TASK TO COMPLETE: From the listing that follows, extract every line and set it down unaltered.

(Records from a data source)
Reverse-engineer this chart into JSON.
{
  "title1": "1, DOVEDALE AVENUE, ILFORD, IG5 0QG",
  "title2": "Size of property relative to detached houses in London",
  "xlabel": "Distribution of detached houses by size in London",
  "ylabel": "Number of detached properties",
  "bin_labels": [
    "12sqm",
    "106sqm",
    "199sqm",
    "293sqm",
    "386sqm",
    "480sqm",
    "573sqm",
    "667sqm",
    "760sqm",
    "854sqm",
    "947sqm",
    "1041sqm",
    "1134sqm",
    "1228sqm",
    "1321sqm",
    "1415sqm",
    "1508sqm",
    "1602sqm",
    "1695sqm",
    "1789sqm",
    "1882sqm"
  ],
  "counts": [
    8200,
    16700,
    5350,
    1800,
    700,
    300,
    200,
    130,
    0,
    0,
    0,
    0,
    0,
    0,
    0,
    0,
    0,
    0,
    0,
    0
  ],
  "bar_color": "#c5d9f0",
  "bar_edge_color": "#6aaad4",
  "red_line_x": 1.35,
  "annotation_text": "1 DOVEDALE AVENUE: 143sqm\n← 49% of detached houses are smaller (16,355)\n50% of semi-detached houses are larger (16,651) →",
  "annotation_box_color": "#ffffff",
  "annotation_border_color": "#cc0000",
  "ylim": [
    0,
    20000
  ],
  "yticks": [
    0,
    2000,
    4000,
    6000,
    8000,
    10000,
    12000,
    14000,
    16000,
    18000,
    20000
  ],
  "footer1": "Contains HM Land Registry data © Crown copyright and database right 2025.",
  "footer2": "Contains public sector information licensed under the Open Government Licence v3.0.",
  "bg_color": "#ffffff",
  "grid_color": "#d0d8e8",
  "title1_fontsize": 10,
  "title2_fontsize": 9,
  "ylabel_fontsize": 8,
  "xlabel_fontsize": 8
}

EXERCISE RESPONSE:
Reverse-engineer this chart into JSON.
{
  "title1": "1, DOVEDALE AVENUE, ILFORD, IG5 0QG",
  "title2": "Size of property relative to detached houses in London",
  "xlabel": "Distribution of detached houses by size in London",
  "ylabel": "Number of detached properties",
  "bin_labels": [
    "12sqm",
    "106sqm",
    "199sqm",
    "293sqm",
    "386sqm",
    "480sqm",
    "573sqm",
    "667sqm",
    "760sqm",
    "854sqm",
    "947sqm",
    "1041sqm",
    "1134sqm",
    "1228sqm",
    "1321sqm",
    "1415sqm",
    "1508sqm",
    "1602sqm",
    "1695sqm",
    "1789sqm",
    "1882sqm"
  ],
  "counts": [
    8200,
    16700,
    5350,
    1800,
    700,
    300,
    200,
    130,
    0,
    0,
    0,
    0,
    0,
    0,
    0,
    0,
    0,
    0,
    0,
    0
  ],
  "bar_color": "#c5d9f0",
  "bar_edge_color": "#6aaad4",
  "red_line_x": 1.35,
  "annotation_text": "1 DOVEDALE AVENUE: 143sqm\n← 49% of detached houses are smaller (16,355)\n50% of semi-detached houses are larger (16,651) →",
  "annotation_box_color": "#ffffff",
  "annotation_border_color": "#cc0000",
  "ylim": [
    0,
    20000
  ],
  "yticks": [
    0,
    2000,
    4000,
    6000,
    8000,
    10000,
    12000,
    14000,
    16000,
    18000,
    20000
  ],
  "footer1": "Contains HM Land Registry data © Crown copyright and database right 2025.",
  "footer2": "Contains public sector information licensed under the Open Government Licence v3.0.",
  "bg_color": "#ffffff",
  "grid_color": "#d0d8e8",
  "title1_fontsize": 10,
  "title2_fontsize": 9,
  "ylabel_fontsize": 8,
  "xlabel_fontsize": 8
}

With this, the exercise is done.